(Stored dataset items)
# # # # # # #

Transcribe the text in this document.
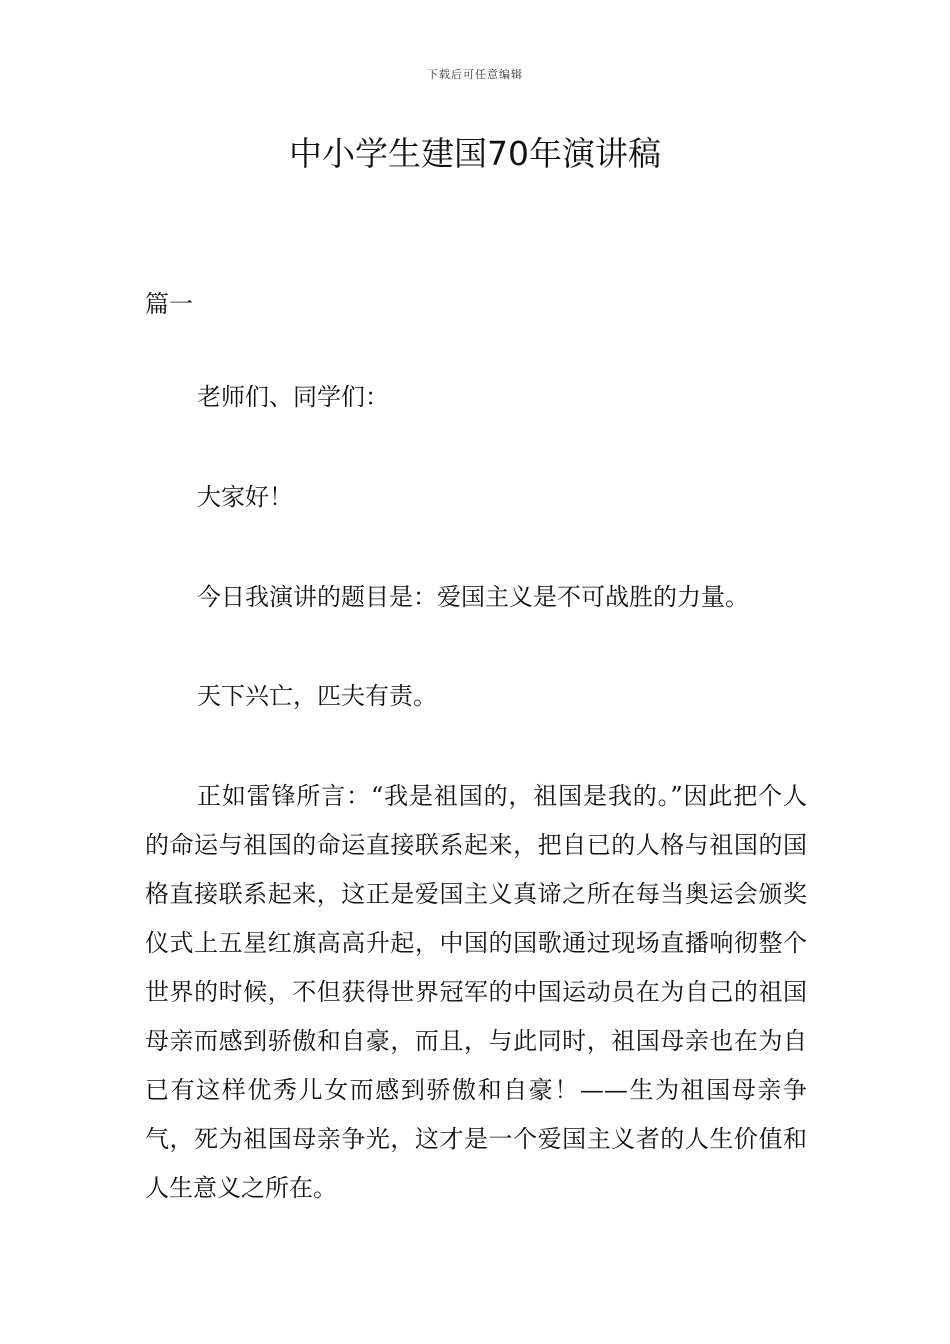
下载后可任意编辑
中小学生建国70年演讲稿
篇一

老师们、同学们：

大家好！

今日我演讲的题目是：爱国主义是不可战胜的力量。

天下兴亡，匹夫有责。

正如雷锋所言：“我是祖国的，祖国是我的。”因此把个人的命运与祖国的命运直接联系起来，把自已的人格与祖国的国格直接联系起来，这正是爱国主义真谛之所在每当奥运会颁奖仪式上五星红旗高高升起，中国的国歌通过现场直播响彻整个世界的时候，不但获得世界冠军的中国运动员在为自己的祖国母亲而感到骄傲和自豪，而且，与此同时，祖国母亲也在为自已有这样优秀儿女而感到骄傲和自豪！——生为祖国母亲争气，死为祖国母亲争光，这才是一个爱国主义者的人生价值和人生意义之所在。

# # # # # # #

Write out each entry exactly as given, but skip the pictures.

**Answer below**
Transcribe the text in this document.
下载后可任意编辑
中小学生建国70年演讲稿
篇一

老师们、同学们：

大家好！

今日我演讲的题目是：爱国主义是不可战胜的力量。

天下兴亡，匹夫有责。

正如雷锋所言：“我是祖国的，祖国是我的。”因此把个人的命运与祖国的命运直接联系起来，把自已的人格与祖国的国格直接联系起来，这正是爱国主义真谛之所在每当奥运会颁奖仪式上五星红旗高高升起，中国的国歌通过现场直播响彻整个世界的时候，不但获得世界冠军的中国运动员在为自己的祖国母亲而感到骄傲和自豪，而且，与此同时，祖国母亲也在为自已有这样优秀儿女而感到骄傲和自豪！——生为祖国母亲争气，死为祖国母亲争光，这才是一个爱国主义者的人生价值和人生意义之所在。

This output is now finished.